Stored data entries:
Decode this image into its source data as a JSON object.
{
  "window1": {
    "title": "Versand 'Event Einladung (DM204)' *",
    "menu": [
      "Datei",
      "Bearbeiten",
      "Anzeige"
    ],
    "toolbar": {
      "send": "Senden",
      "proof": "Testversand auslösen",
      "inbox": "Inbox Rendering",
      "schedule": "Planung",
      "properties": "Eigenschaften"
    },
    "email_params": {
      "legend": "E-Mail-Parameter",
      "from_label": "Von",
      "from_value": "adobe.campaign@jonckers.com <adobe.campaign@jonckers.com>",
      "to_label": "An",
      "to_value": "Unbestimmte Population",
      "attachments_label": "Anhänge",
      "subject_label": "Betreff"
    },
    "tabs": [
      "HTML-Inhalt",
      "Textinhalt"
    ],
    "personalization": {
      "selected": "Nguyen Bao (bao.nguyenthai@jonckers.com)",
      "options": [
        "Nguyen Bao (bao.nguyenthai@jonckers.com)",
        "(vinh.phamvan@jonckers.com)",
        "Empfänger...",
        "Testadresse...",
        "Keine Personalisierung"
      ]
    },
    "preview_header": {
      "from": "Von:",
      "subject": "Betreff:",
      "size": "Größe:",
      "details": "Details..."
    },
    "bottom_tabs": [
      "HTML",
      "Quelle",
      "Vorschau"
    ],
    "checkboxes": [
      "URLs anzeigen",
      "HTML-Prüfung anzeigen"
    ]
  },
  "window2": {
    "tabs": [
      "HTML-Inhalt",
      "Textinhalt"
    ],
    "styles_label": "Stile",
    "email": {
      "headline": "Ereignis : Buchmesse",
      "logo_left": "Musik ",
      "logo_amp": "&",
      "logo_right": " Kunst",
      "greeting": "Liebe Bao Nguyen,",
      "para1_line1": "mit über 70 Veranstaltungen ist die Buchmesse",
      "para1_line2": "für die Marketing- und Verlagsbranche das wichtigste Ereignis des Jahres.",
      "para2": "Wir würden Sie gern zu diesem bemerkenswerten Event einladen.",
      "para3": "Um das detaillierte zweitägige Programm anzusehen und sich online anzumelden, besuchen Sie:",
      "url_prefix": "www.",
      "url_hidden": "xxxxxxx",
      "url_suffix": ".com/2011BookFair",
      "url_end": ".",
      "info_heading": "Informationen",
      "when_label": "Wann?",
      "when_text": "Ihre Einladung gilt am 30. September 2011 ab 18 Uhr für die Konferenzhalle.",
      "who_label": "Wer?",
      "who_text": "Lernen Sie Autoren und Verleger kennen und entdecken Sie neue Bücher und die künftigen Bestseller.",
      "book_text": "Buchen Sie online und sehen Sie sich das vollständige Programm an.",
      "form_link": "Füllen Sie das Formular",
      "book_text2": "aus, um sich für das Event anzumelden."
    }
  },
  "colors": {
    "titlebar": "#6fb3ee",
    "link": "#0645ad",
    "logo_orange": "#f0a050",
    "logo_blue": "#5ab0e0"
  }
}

--

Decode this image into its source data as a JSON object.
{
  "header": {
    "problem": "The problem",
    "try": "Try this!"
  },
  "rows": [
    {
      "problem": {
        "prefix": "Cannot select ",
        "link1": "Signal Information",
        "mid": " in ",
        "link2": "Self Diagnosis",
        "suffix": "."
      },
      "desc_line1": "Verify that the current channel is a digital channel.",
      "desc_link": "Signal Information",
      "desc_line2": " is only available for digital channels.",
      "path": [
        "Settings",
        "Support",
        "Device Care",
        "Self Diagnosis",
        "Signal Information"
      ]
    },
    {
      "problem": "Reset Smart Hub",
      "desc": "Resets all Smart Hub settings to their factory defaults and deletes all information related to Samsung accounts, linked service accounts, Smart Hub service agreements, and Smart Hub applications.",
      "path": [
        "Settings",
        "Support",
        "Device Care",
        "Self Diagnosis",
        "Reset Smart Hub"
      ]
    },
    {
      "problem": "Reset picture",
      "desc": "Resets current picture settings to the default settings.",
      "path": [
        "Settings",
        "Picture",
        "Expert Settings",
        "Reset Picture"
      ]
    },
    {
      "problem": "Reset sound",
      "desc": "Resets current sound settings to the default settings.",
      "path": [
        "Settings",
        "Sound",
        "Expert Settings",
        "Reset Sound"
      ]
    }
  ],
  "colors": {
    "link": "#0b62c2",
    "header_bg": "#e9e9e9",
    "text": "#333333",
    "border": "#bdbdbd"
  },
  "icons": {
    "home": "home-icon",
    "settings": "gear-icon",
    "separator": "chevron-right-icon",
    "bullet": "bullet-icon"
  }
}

* * *

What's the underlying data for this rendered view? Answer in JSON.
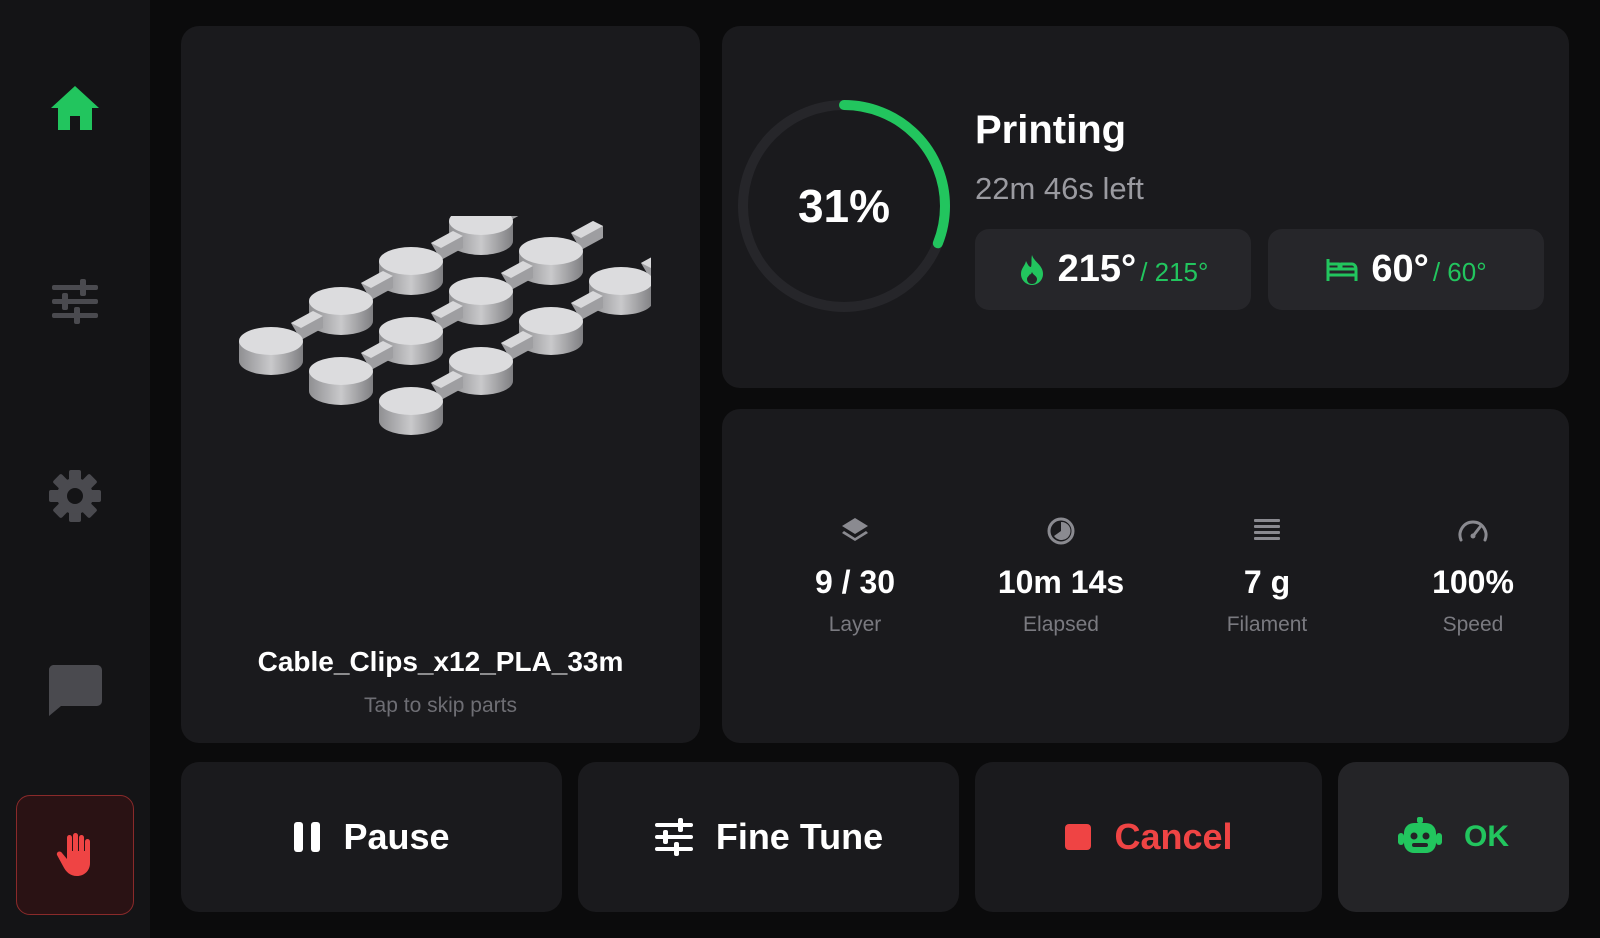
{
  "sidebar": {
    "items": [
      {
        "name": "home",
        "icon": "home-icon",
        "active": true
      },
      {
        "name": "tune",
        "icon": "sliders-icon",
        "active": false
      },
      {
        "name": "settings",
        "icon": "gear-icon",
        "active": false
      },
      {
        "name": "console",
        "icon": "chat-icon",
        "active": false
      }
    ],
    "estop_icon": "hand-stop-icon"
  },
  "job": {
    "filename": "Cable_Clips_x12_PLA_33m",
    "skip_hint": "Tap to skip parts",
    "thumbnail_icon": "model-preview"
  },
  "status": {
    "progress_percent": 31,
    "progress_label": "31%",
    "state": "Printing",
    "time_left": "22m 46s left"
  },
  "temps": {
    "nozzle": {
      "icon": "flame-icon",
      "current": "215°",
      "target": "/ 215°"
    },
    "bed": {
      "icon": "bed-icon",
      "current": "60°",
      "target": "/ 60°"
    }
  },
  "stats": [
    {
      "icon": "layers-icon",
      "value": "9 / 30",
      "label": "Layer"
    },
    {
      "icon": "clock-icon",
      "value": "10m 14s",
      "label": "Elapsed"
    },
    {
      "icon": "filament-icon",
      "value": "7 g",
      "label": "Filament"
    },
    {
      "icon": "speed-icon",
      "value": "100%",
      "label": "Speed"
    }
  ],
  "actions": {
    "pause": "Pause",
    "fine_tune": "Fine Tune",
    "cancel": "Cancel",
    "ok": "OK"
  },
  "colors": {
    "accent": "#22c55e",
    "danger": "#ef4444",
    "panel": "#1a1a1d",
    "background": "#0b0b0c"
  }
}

[Required work]: In the lines above, locate the string "sich". Copy every line where it occurs.

[Response to this task]:
      "para3": "Um das detaillierte zweitägige Programm anzusehen und sich online anzumelden, besuchen Sie:",
      "book_text": "Buchen Sie online und sehen Sie sich das vollständige Programm an.",
      "book_text2": "aus, um sich für das Event anzumelden."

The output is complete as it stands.